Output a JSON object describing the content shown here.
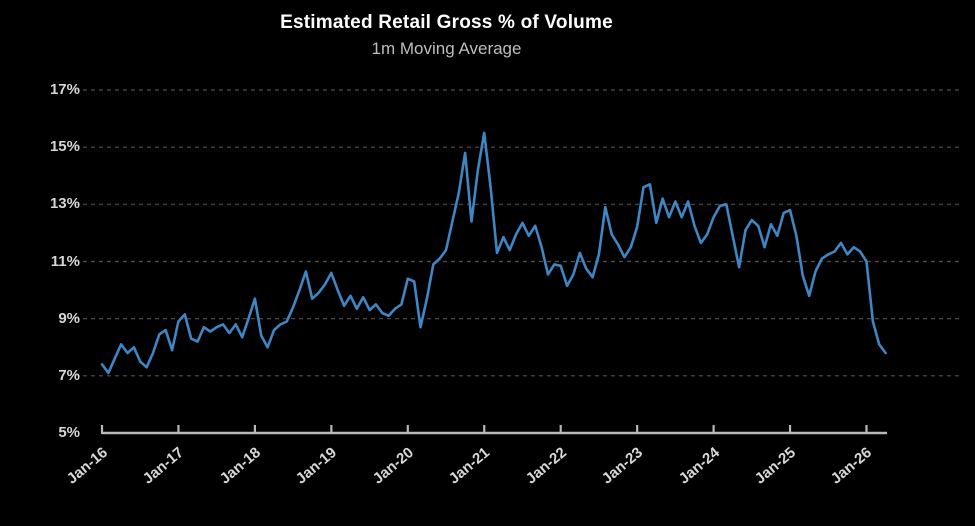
{
  "chart": {
    "title": "Estimated Retail Gross % of Volume",
    "subtitle": "1m Moving Average",
    "colors": {
      "background": "#000000",
      "line": "#3f86c5",
      "grid": "#565046",
      "axis": "#b8b8b8",
      "title_text": "#ffffff",
      "subtitle_text": "#bdbdbd",
      "tick_text": "#d6d6d6"
    }
  },
  "chart_data": {
    "type": "line",
    "title": "Estimated Retail Gross % of Volume",
    "subtitle": "1m Moving Average",
    "xlabel": "",
    "ylabel": "",
    "ylim": [
      5,
      17
    ],
    "y_ticks": [
      "17%",
      "15%",
      "13%",
      "11%",
      "9%",
      "7%",
      "5%"
    ],
    "y_tick_values": [
      17,
      15,
      13,
      11,
      9,
      7,
      5
    ],
    "x_ticks": [
      "Jan-16",
      "Jan-17",
      "Jan-18",
      "Jan-19",
      "Jan-20",
      "Jan-21",
      "Jan-22",
      "Jan-23",
      "Jan-24",
      "Jan-25",
      "Jan-26"
    ],
    "grid": "horizontal dashed",
    "legend": "none",
    "series_name": "Estimated retail gross % of volume (1m moving average)",
    "x": [
      "Jan-16",
      "Feb-16",
      "Mar-16",
      "Apr-16",
      "May-16",
      "Jun-16",
      "Jul-16",
      "Aug-16",
      "Sep-16",
      "Oct-16",
      "Nov-16",
      "Dec-16",
      "Jan-17",
      "Feb-17",
      "Mar-17",
      "Apr-17",
      "May-17",
      "Jun-17",
      "Jul-17",
      "Aug-17",
      "Sep-17",
      "Oct-17",
      "Nov-17",
      "Dec-17",
      "Jan-18",
      "Feb-18",
      "Mar-18",
      "Apr-18",
      "May-18",
      "Jun-18",
      "Jul-18",
      "Aug-18",
      "Sep-18",
      "Oct-18",
      "Nov-18",
      "Dec-18",
      "Jan-19",
      "Feb-19",
      "Mar-19",
      "Apr-19",
      "May-19",
      "Jun-19",
      "Jul-19",
      "Aug-19",
      "Sep-19",
      "Oct-19",
      "Nov-19",
      "Dec-19",
      "Jan-20",
      "Feb-20",
      "Mar-20",
      "Apr-20",
      "May-20",
      "Jun-20",
      "Jul-20",
      "Aug-20",
      "Sep-20",
      "Oct-20",
      "Nov-20",
      "Dec-20",
      "Jan-21",
      "Feb-21",
      "Mar-21",
      "Apr-21",
      "May-21",
      "Jun-21",
      "Jul-21",
      "Aug-21",
      "Sep-21",
      "Oct-21",
      "Nov-21",
      "Dec-21",
      "Jan-22",
      "Feb-22",
      "Mar-22",
      "Apr-22",
      "May-22",
      "Jun-22",
      "Jul-22",
      "Aug-22",
      "Sep-22",
      "Oct-22",
      "Nov-22",
      "Dec-22",
      "Jan-23",
      "Feb-23",
      "Mar-23",
      "Apr-23",
      "May-23",
      "Jun-23",
      "Jul-23",
      "Aug-23",
      "Sep-23",
      "Oct-23",
      "Nov-23",
      "Dec-23",
      "Jan-24",
      "Feb-24",
      "Mar-24",
      "Apr-24",
      "May-24",
      "Jun-24",
      "Jul-24",
      "Aug-24",
      "Sep-24",
      "Oct-24",
      "Nov-24",
      "Dec-24",
      "Jan-25",
      "Feb-25",
      "Mar-25",
      "Apr-25",
      "May-25",
      "Jun-25",
      "Jul-25",
      "Aug-25",
      "Sep-25",
      "Oct-25",
      "Nov-25",
      "Dec-25",
      "Jan-26",
      "Feb-26",
      "Mar-26",
      "Apr-26"
    ],
    "values": [
      7.4,
      7.1,
      7.6,
      8.1,
      7.8,
      8.0,
      7.5,
      7.3,
      7.8,
      8.45,
      8.6,
      7.9,
      8.9,
      9.15,
      8.3,
      8.2,
      8.7,
      8.55,
      8.7,
      8.8,
      8.5,
      8.8,
      8.35,
      9.0,
      9.7,
      8.4,
      8.0,
      8.6,
      8.8,
      8.9,
      9.4,
      10.0,
      10.65,
      9.7,
      9.9,
      10.2,
      10.6,
      10.0,
      9.45,
      9.8,
      9.35,
      9.75,
      9.3,
      9.5,
      9.2,
      9.1,
      9.35,
      9.5,
      10.4,
      10.3,
      8.7,
      9.7,
      10.9,
      11.1,
      11.4,
      12.4,
      13.4,
      14.8,
      12.4,
      14.2,
      15.5,
      13.6,
      11.3,
      11.85,
      11.4,
      11.95,
      12.35,
      11.9,
      12.25,
      11.5,
      10.55,
      10.9,
      10.85,
      10.15,
      10.55,
      11.3,
      10.75,
      10.45,
      11.25,
      12.9,
      11.95,
      11.6,
      11.15,
      11.5,
      12.2,
      13.6,
      13.7,
      12.35,
      13.2,
      12.55,
      13.1,
      12.55,
      13.1,
      12.25,
      11.65,
      11.95,
      12.55,
      12.95,
      13.0,
      11.9,
      10.8,
      12.1,
      12.45,
      12.25,
      11.5,
      12.3,
      11.9,
      12.7,
      12.8,
      11.9,
      10.5,
      9.8,
      10.65,
      11.1,
      11.25,
      11.35,
      11.65,
      11.25,
      11.5,
      11.35,
      11.0,
      8.9,
      8.1,
      7.8
    ]
  }
}
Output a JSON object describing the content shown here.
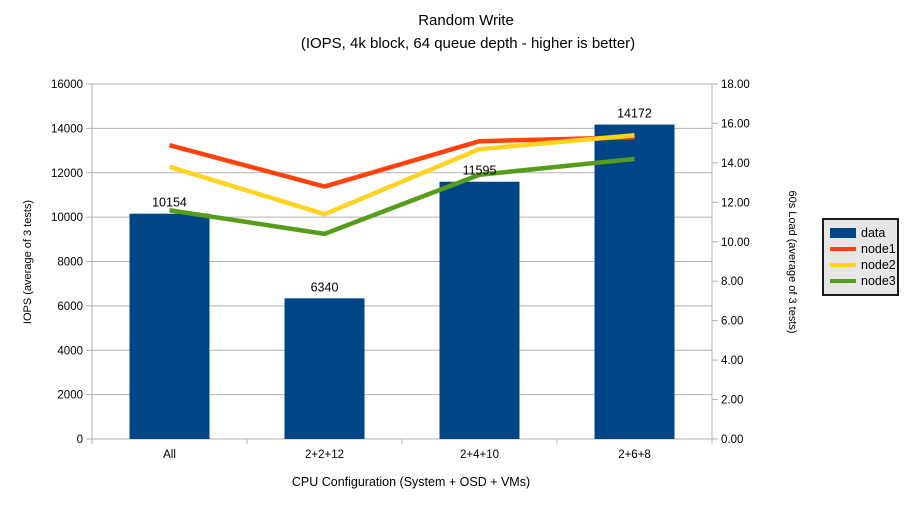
{
  "chart_data": {
    "type": "bar",
    "title": "Random Write",
    "subtitle": "(IOPS, 4k block, 64 queue depth - higher is better)",
    "xlabel": "CPU Configuration (System + OSD + VMs)",
    "ylabel_left": "IOPS (average of 3 tests)",
    "ylabel_right": "60s Load (average of 3 tests)",
    "categories": [
      "All",
      "2+2+12",
      "2+4+10",
      "2+6+8"
    ],
    "series": [
      {
        "name": "data",
        "type": "bar",
        "axis": "left",
        "color": "#004586",
        "values": [
          10154,
          6340,
          11595,
          14172
        ],
        "labels": [
          "10154",
          "6340",
          "11595",
          "14172"
        ]
      },
      {
        "name": "node1",
        "type": "line",
        "axis": "right",
        "color": "#ff420e",
        "values": [
          14.9,
          12.8,
          15.1,
          15.3
        ]
      },
      {
        "name": "node2",
        "type": "line",
        "axis": "right",
        "color": "#ffd320",
        "values": [
          13.8,
          11.4,
          14.7,
          15.4
        ]
      },
      {
        "name": "node3",
        "type": "line",
        "axis": "right",
        "color": "#579d1c",
        "values": [
          11.6,
          10.4,
          13.4,
          14.2
        ]
      }
    ],
    "left_axis": {
      "min": 0,
      "max": 16000,
      "tick_labels": [
        "0",
        "2000",
        "4000",
        "6000",
        "8000",
        "10000",
        "12000",
        "14000",
        "16000"
      ]
    },
    "right_axis": {
      "min": 0,
      "max": 18,
      "tick_labels": [
        "0.00",
        "2.00",
        "4.00",
        "6.00",
        "8.00",
        "10.00",
        "12.00",
        "14.00",
        "16.00",
        "18.00"
      ]
    },
    "legend": {
      "position": "right",
      "entries": [
        "data",
        "node1",
        "node2",
        "node3"
      ]
    },
    "grid": true,
    "colors": {
      "grid": "#b3b3b3",
      "axis": "#b3b3b3",
      "text": "#000000",
      "legend_background": "#e6e6e6",
      "legend_border": "#1a1a1a",
      "background": "#ffffff"
    }
  }
}
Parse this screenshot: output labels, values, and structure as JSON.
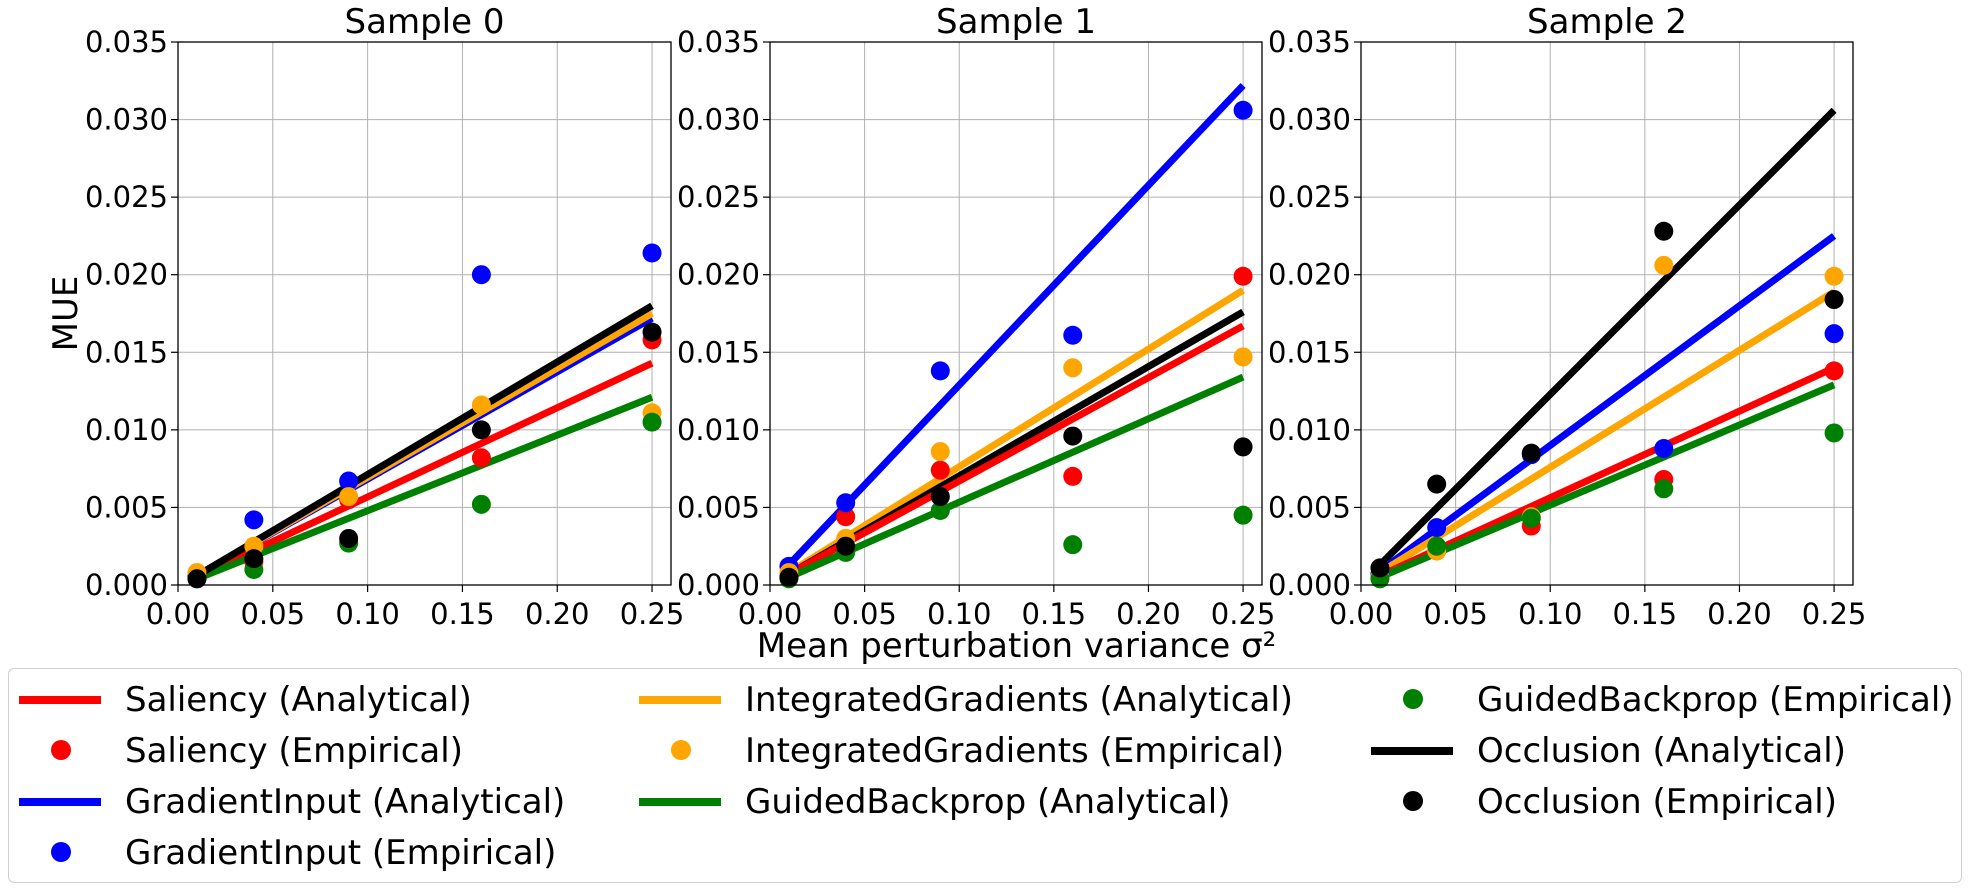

################

### To be done
The data should be printed again unchanged; leave its pictures out.

### Full answer
Output a JSON object describing the content shown here.
{
  "chart": {
    "title": "Estimated Retail Gross % of Volume",
    "subtitle": "1m Moving Average",
    "colors": {
      "background": "#000000",
      "line": "#3f86c5",
      "grid": "#565046",
      "axis": "#b8b8b8",
      "title_text": "#ffffff",
      "subtitle_text": "#bdbdbd",
      "tick_text": "#d6d6d6"
    }
  },
  "chart_data": {
    "type": "line",
    "title": "Estimated Retail Gross % of Volume",
    "subtitle": "1m Moving Average",
    "xlabel": "",
    "ylabel": "",
    "ylim": [
      5,
      17
    ],
    "y_ticks": [
      "17%",
      "15%",
      "13%",
      "11%",
      "9%",
      "7%",
      "5%"
    ],
    "y_tick_values": [
      17,
      15,
      13,
      11,
      9,
      7,
      5
    ],
    "x_ticks": [
      "Jan-16",
      "Jan-17",
      "Jan-18",
      "Jan-19",
      "Jan-20",
      "Jan-21",
      "Jan-22",
      "Jan-23",
      "Jan-24",
      "Jan-25",
      "Jan-26"
    ],
    "grid": "horizontal dashed",
    "legend": "none",
    "series_name": "Estimated retail gross % of volume (1m moving average)",
    "x": [
      "Jan-16",
      "Feb-16",
      "Mar-16",
      "Apr-16",
      "May-16",
      "Jun-16",
      "Jul-16",
      "Aug-16",
      "Sep-16",
      "Oct-16",
      "Nov-16",
      "Dec-16",
      "Jan-17",
      "Feb-17",
      "Mar-17",
      "Apr-17",
      "May-17",
      "Jun-17",
      "Jul-17",
      "Aug-17",
      "Sep-17",
      "Oct-17",
      "Nov-17",
      "Dec-17",
      "Jan-18",
      "Feb-18",
      "Mar-18",
      "Apr-18",
      "May-18",
      "Jun-18",
      "Jul-18",
      "Aug-18",
      "Sep-18",
      "Oct-18",
      "Nov-18",
      "Dec-18",
      "Jan-19",
      "Feb-19",
      "Mar-19",
      "Apr-19",
      "May-19",
      "Jun-19",
      "Jul-19",
      "Aug-19",
      "Sep-19",
      "Oct-19",
      "Nov-19",
      "Dec-19",
      "Jan-20",
      "Feb-20",
      "Mar-20",
      "Apr-20",
      "May-20",
      "Jun-20",
      "Jul-20",
      "Aug-20",
      "Sep-20",
      "Oct-20",
      "Nov-20",
      "Dec-20",
      "Jan-21",
      "Feb-21",
      "Mar-21",
      "Apr-21",
      "May-21",
      "Jun-21",
      "Jul-21",
      "Aug-21",
      "Sep-21",
      "Oct-21",
      "Nov-21",
      "Dec-21",
      "Jan-22",
      "Feb-22",
      "Mar-22",
      "Apr-22",
      "May-22",
      "Jun-22",
      "Jul-22",
      "Aug-22",
      "Sep-22",
      "Oct-22",
      "Nov-22",
      "Dec-22",
      "Jan-23",
      "Feb-23",
      "Mar-23",
      "Apr-23",
      "May-23",
      "Jun-23",
      "Jul-23",
      "Aug-23",
      "Sep-23",
      "Oct-23",
      "Nov-23",
      "Dec-23",
      "Jan-24",
      "Feb-24",
      "Mar-24",
      "Apr-24",
      "May-24",
      "Jun-24",
      "Jul-24",
      "Aug-24",
      "Sep-24",
      "Oct-24",
      "Nov-24",
      "Dec-24",
      "Jan-25",
      "Feb-25",
      "Mar-25",
      "Apr-25",
      "May-25",
      "Jun-25",
      "Jul-25",
      "Aug-25",
      "Sep-25",
      "Oct-25",
      "Nov-25",
      "Dec-25",
      "Jan-26",
      "Feb-26",
      "Mar-26",
      "Apr-26"
    ],
    "values": [
      7.4,
      7.1,
      7.6,
      8.1,
      7.8,
      8.0,
      7.5,
      7.3,
      7.8,
      8.45,
      8.6,
      7.9,
      8.9,
      9.15,
      8.3,
      8.2,
      8.7,
      8.55,
      8.7,
      8.8,
      8.5,
      8.8,
      8.35,
      9.0,
      9.7,
      8.4,
      8.0,
      8.6,
      8.8,
      8.9,
      9.4,
      10.0,
      10.65,
      9.7,
      9.9,
      10.2,
      10.6,
      10.0,
      9.45,
      9.8,
      9.35,
      9.75,
      9.3,
      9.5,
      9.2,
      9.1,
      9.35,
      9.5,
      10.4,
      10.3,
      8.7,
      9.7,
      10.9,
      11.1,
      11.4,
      12.4,
      13.4,
      14.8,
      12.4,
      14.2,
      15.5,
      13.6,
      11.3,
      11.85,
      11.4,
      11.95,
      12.35,
      11.9,
      12.25,
      11.5,
      10.55,
      10.9,
      10.85,
      10.15,
      10.55,
      11.3,
      10.75,
      10.45,
      11.25,
      12.9,
      11.95,
      11.6,
      11.15,
      11.5,
      12.2,
      13.6,
      13.7,
      12.35,
      13.2,
      12.55,
      13.1,
      12.55,
      13.1,
      12.25,
      11.65,
      11.95,
      12.55,
      12.95,
      13.0,
      11.9,
      10.8,
      12.1,
      12.45,
      12.25,
      11.5,
      12.3,
      11.9,
      12.7,
      12.8,
      11.9,
      10.5,
      9.8,
      10.65,
      11.1,
      11.25,
      11.35,
      11.65,
      11.25,
      11.5,
      11.35,
      11.0,
      8.9,
      8.1,
      7.8
    ]
  }
}
Output a JSON object describing the content shown here.
{
  "chart_data": {
    "type": "bar",
    "title": "Random Write",
    "subtitle": "(IOPS, 4k block, 64 queue depth - higher is better)",
    "xlabel": "CPU Configuration (System + OSD + VMs)",
    "ylabel_left": "IOPS (average of 3 tests)",
    "ylabel_right": "60s Load (average of 3 tests)",
    "categories": [
      "All",
      "2+2+12",
      "2+4+10",
      "2+6+8"
    ],
    "series": [
      {
        "name": "data",
        "type": "bar",
        "axis": "left",
        "color": "#004586",
        "values": [
          10154,
          6340,
          11595,
          14172
        ],
        "labels": [
          "10154",
          "6340",
          "11595",
          "14172"
        ]
      },
      {
        "name": "node1",
        "type": "line",
        "axis": "right",
        "color": "#ff420e",
        "values": [
          14.9,
          12.8,
          15.1,
          15.3
        ]
      },
      {
        "name": "node2",
        "type": "line",
        "axis": "right",
        "color": "#ffd320",
        "values": [
          13.8,
          11.4,
          14.7,
          15.4
        ]
      },
      {
        "name": "node3",
        "type": "line",
        "axis": "right",
        "color": "#579d1c",
        "values": [
          11.6,
          10.4,
          13.4,
          14.2
        ]
      }
    ],
    "left_axis": {
      "min": 0,
      "max": 16000,
      "tick_labels": [
        "0",
        "2000",
        "4000",
        "6000",
        "8000",
        "10000",
        "12000",
        "14000",
        "16000"
      ]
    },
    "right_axis": {
      "min": 0,
      "max": 18,
      "tick_labels": [
        "0.00",
        "2.00",
        "4.00",
        "6.00",
        "8.00",
        "10.00",
        "12.00",
        "14.00",
        "16.00",
        "18.00"
      ]
    },
    "legend": {
      "position": "right",
      "entries": [
        "data",
        "node1",
        "node2",
        "node3"
      ]
    },
    "grid": true,
    "colors": {
      "grid": "#b3b3b3",
      "axis": "#b3b3b3",
      "text": "#000000",
      "legend_background": "#e6e6e6",
      "legend_border": "#1a1a1a",
      "background": "#ffffff"
    }
  }
}
Parse this screenshot: output labels, values, and structure as JSON.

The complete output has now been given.